[Items listed in a dataset]
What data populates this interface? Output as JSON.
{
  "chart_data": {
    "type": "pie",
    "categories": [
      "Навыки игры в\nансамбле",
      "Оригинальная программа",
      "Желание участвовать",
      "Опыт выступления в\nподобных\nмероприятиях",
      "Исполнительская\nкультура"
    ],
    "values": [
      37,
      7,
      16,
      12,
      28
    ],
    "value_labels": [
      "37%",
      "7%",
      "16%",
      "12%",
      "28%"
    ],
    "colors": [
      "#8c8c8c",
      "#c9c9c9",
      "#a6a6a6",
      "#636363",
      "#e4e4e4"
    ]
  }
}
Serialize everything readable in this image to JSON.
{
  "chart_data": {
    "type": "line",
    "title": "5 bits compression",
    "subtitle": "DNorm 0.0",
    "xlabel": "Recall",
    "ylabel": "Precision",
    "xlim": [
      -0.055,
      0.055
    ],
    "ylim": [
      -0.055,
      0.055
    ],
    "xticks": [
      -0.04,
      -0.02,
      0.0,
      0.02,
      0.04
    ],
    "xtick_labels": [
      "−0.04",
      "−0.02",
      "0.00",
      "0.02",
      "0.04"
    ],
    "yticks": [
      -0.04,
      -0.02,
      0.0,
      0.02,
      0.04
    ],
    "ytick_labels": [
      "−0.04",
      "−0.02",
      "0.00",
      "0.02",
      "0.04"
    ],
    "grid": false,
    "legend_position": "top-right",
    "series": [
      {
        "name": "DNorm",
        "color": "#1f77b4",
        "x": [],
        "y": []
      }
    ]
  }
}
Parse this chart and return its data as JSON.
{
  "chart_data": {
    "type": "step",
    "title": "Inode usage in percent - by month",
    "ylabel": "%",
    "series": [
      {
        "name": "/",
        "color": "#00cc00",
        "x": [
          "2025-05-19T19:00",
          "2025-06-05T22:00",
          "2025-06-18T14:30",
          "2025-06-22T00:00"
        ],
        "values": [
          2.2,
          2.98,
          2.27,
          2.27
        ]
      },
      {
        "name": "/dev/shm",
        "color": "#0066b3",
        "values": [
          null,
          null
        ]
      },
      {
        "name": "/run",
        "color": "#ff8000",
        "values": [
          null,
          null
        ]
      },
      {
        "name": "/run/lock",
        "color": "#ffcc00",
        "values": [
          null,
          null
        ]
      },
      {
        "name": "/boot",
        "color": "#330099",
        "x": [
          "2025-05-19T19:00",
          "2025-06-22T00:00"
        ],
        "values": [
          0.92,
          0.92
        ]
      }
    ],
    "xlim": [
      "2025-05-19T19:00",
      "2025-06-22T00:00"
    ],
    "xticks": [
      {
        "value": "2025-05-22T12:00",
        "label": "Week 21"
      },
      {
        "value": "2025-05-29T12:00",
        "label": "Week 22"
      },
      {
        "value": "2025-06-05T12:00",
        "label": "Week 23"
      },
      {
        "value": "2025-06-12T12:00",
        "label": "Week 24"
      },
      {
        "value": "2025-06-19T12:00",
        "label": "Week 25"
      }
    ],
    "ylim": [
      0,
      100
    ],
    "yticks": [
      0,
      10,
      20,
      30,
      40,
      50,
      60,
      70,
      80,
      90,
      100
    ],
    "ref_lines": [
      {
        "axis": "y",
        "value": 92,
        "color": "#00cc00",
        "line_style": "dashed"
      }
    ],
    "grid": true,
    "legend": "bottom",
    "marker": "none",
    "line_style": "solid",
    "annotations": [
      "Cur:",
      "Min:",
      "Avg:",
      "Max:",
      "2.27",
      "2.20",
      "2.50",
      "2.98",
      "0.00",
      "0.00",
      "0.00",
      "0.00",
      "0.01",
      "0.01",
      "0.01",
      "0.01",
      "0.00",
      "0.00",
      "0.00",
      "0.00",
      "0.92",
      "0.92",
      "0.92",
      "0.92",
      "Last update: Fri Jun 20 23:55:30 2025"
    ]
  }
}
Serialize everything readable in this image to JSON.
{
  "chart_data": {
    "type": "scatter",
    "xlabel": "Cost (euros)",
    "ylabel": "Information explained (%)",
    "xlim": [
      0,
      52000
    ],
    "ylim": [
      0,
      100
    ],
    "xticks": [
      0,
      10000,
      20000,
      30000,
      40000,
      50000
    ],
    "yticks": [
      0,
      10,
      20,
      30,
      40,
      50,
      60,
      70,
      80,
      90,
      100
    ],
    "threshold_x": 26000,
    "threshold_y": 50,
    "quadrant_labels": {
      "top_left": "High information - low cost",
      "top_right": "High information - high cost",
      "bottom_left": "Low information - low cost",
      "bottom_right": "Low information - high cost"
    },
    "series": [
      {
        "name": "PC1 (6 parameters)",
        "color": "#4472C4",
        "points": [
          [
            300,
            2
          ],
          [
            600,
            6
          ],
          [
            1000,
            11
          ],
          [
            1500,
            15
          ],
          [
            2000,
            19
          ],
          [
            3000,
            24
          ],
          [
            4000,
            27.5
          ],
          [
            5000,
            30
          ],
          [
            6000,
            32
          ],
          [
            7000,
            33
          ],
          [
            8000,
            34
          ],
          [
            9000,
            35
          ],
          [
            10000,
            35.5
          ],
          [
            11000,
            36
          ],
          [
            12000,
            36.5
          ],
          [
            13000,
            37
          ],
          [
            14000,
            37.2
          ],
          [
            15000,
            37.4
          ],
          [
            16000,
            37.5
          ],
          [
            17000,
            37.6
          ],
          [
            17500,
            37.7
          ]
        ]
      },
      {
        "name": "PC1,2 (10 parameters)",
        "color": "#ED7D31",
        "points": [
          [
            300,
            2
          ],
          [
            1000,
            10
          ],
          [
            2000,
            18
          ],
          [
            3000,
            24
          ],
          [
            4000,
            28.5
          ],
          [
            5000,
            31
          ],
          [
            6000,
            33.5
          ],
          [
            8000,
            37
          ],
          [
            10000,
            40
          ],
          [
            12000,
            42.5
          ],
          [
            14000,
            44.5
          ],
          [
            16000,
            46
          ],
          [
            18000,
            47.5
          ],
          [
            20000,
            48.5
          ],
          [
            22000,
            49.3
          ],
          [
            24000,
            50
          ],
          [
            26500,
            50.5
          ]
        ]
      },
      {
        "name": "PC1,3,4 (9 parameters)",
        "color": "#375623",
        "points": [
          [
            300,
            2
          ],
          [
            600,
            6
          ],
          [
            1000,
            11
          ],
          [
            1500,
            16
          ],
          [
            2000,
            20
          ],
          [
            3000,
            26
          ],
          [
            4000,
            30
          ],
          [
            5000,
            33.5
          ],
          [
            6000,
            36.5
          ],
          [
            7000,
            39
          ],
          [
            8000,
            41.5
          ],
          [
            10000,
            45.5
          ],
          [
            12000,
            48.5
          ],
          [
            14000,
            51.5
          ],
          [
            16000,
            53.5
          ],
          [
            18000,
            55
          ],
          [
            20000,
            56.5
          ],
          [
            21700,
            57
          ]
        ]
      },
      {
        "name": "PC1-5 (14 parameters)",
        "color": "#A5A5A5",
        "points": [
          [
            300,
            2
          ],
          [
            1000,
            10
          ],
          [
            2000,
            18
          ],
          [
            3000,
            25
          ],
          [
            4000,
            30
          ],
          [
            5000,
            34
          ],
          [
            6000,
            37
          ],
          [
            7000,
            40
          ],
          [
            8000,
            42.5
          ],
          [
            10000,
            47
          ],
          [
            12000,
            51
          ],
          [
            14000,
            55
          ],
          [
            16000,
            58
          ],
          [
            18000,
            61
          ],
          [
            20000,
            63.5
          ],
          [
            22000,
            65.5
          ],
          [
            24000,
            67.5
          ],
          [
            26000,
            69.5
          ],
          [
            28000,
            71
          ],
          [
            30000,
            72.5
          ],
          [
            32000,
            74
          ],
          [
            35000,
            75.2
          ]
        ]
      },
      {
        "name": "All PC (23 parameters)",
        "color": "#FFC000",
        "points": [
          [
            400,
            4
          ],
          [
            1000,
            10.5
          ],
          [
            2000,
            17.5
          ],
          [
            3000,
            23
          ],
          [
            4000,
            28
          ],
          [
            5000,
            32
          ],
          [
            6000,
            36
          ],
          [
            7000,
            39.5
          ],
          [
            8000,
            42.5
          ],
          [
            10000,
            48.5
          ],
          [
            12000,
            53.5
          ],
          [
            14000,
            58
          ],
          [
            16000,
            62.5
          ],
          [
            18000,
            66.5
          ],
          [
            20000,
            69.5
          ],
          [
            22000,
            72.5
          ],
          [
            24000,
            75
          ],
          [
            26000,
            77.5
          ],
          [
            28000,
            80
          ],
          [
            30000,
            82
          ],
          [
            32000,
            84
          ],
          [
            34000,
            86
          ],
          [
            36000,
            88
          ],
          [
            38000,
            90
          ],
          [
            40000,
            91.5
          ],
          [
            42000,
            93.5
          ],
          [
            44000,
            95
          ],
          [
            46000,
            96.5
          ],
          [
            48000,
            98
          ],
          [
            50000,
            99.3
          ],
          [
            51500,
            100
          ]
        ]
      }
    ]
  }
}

_DO THIS:_
Give only the number of lines above that hold the string "JSON".

_FINISHED EXERCISE:_
4